[Start LISTING]

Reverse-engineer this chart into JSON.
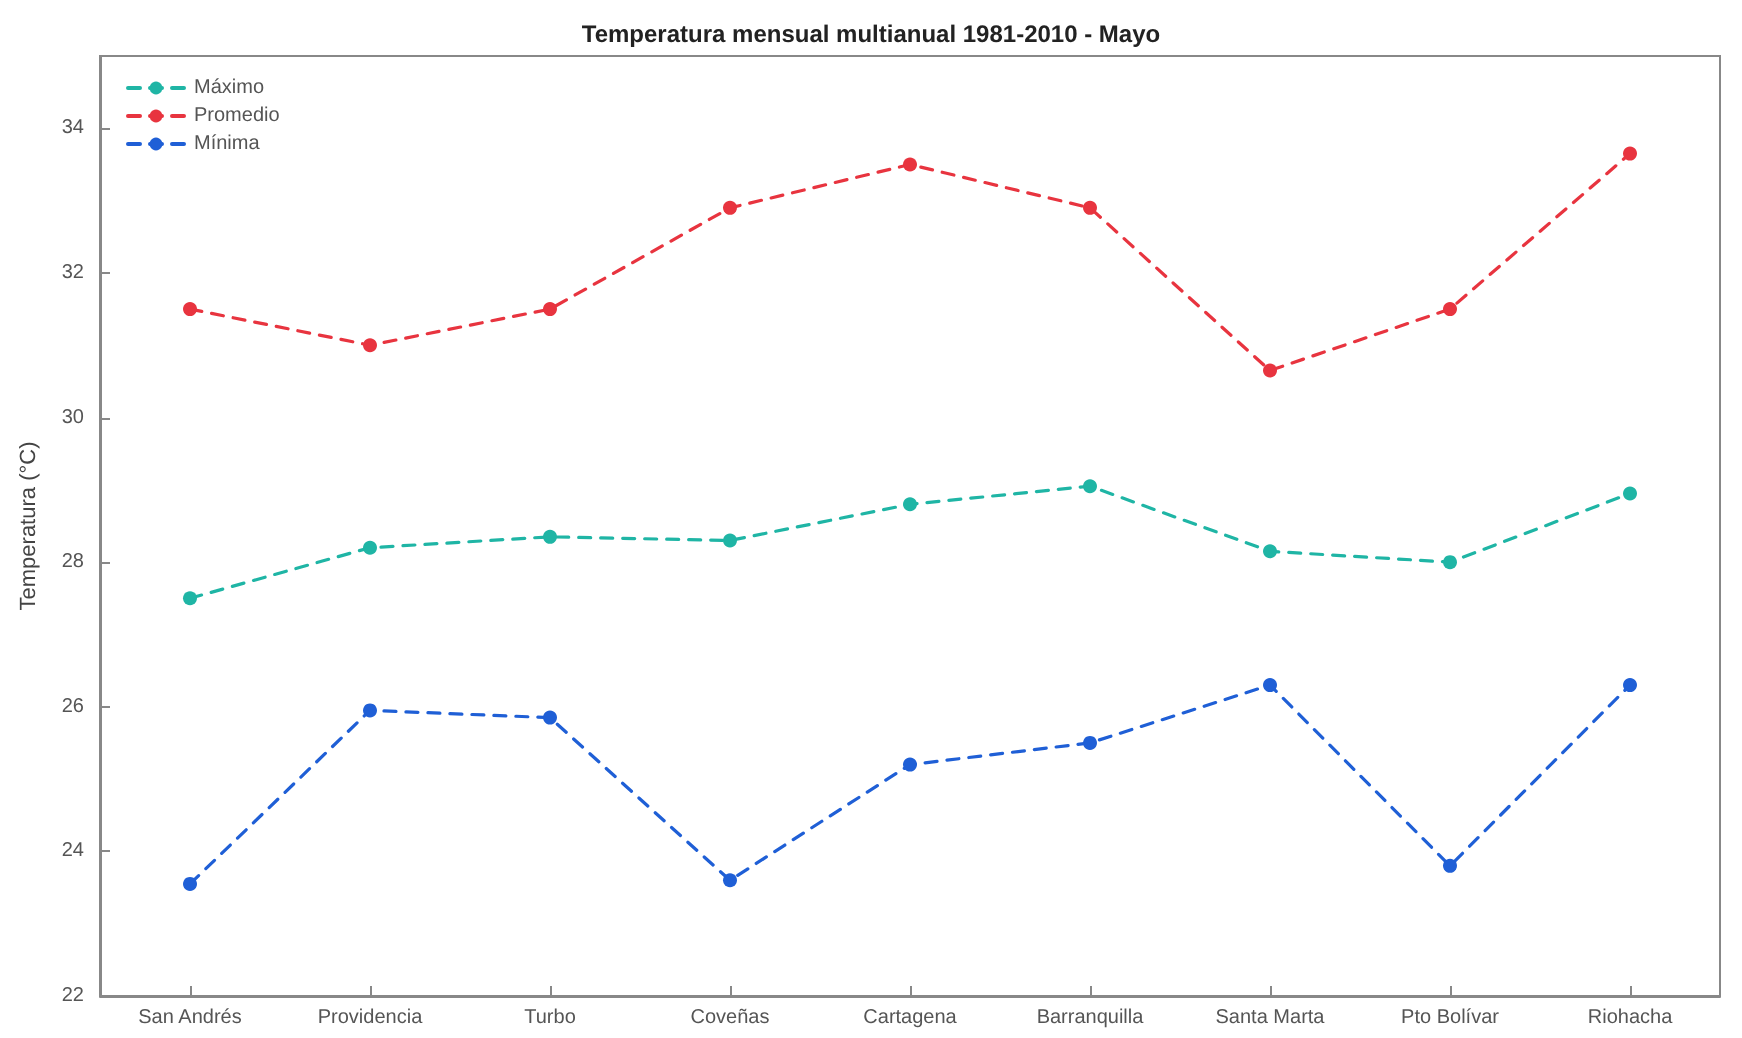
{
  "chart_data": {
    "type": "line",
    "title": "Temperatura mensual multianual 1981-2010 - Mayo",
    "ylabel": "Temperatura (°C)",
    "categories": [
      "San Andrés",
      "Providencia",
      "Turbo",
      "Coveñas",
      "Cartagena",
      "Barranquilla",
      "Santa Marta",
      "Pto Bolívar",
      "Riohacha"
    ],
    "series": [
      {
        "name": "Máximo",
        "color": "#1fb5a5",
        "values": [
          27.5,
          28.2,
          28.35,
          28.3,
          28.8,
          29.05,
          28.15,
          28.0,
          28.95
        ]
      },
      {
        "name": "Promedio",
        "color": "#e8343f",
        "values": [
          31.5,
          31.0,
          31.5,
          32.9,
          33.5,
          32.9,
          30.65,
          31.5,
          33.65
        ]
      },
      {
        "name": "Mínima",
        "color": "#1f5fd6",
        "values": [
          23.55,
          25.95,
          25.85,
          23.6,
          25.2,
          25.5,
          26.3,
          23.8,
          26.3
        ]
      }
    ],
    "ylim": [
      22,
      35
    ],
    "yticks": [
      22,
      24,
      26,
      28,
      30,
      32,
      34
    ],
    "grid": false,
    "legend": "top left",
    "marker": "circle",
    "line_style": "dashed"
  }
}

[End LISTING]
[Start LISTING]

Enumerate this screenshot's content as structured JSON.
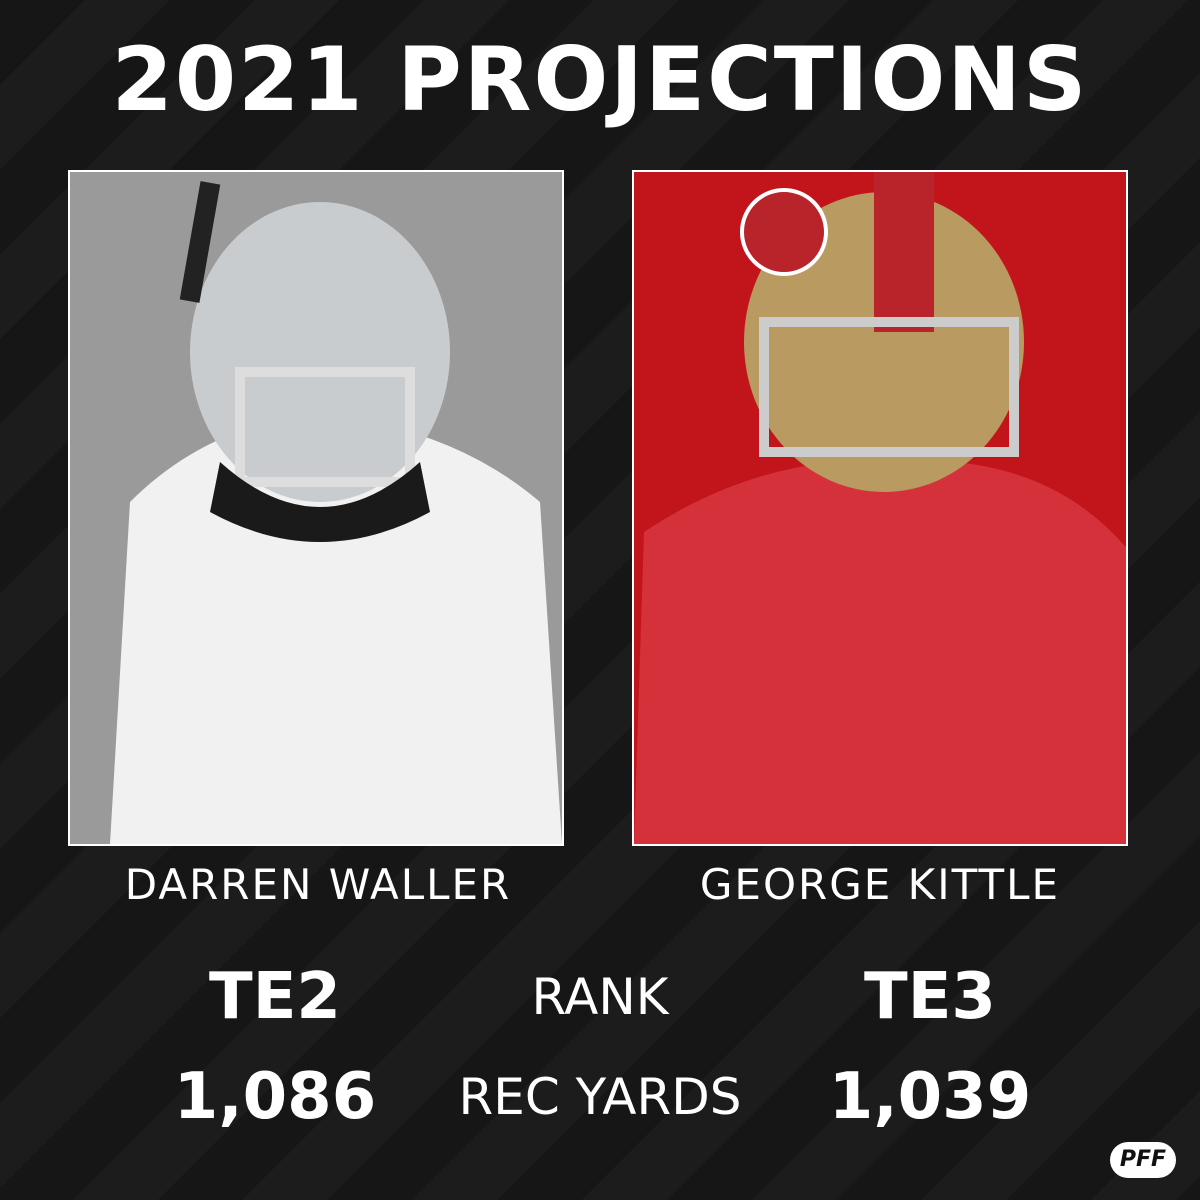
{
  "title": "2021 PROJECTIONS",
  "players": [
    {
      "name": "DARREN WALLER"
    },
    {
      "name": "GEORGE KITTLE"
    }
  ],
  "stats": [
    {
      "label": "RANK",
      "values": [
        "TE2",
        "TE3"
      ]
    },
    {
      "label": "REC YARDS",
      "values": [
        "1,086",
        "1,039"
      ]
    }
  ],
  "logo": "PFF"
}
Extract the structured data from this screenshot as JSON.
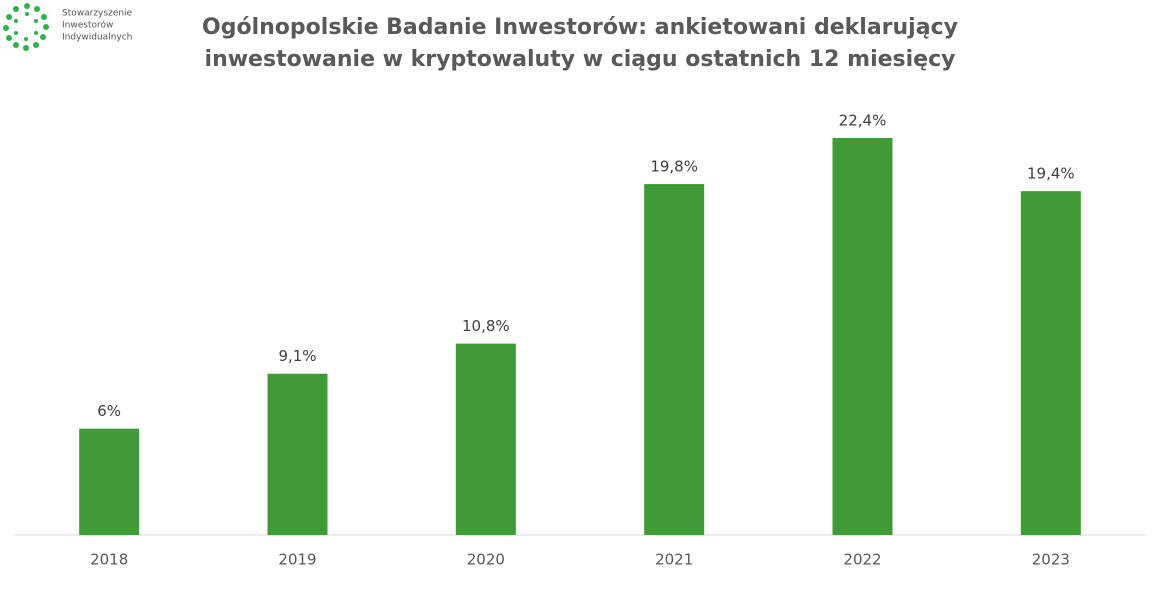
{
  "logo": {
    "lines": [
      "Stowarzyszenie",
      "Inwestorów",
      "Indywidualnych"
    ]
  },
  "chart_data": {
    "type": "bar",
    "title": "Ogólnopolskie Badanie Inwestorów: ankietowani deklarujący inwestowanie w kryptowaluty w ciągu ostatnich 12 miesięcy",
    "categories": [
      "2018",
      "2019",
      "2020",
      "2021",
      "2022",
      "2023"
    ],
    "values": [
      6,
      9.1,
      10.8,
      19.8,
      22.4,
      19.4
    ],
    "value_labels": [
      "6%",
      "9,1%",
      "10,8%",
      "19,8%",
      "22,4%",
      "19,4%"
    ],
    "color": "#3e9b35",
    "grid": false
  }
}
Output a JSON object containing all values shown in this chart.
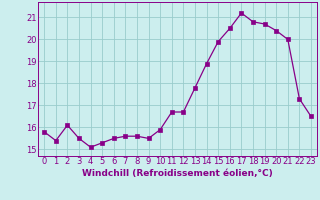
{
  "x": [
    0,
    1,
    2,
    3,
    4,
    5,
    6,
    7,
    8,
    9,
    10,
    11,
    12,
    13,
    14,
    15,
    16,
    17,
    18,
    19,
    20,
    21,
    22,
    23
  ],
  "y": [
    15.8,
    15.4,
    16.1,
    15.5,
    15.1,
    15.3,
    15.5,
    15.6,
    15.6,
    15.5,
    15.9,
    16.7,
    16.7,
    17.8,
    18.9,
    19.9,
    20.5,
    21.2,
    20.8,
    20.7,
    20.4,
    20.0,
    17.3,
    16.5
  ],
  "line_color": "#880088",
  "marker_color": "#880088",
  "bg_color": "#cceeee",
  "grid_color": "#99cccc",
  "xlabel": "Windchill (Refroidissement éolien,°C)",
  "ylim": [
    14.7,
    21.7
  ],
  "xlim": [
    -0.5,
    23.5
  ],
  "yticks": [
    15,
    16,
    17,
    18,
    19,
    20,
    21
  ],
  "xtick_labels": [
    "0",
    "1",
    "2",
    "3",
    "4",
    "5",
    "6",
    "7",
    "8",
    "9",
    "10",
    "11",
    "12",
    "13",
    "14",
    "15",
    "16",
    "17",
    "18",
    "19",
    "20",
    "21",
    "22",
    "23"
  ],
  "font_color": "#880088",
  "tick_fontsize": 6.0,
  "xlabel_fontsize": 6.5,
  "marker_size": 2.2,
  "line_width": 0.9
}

[End LISTING]

REQUIRED TASK:
Go through the material and copy out every line with "screenshot" in it.

RESULT:
Enumerate this screenshot's content as structured JSON.
Extract the structured data from this screenshot as JSON.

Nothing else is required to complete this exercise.